* CHALLENGE: Return each line that holds the word "water".

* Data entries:
--------

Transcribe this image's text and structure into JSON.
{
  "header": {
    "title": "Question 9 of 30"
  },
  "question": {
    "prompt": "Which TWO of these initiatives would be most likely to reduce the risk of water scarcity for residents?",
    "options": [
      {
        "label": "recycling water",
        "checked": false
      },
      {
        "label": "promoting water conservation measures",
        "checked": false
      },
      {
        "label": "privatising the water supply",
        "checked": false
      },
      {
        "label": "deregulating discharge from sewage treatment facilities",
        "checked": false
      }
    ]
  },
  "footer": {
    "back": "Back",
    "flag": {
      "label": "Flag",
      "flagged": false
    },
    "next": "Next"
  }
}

--------

* FULL SOLUTION:
    "prompt": "Which TWO of these initiatives would be most likely to reduce the risk of water scarcity for residents?",
        "label": "recycling water",
        "label": "promoting water conservation measures",
        "label": "privatising the water supply",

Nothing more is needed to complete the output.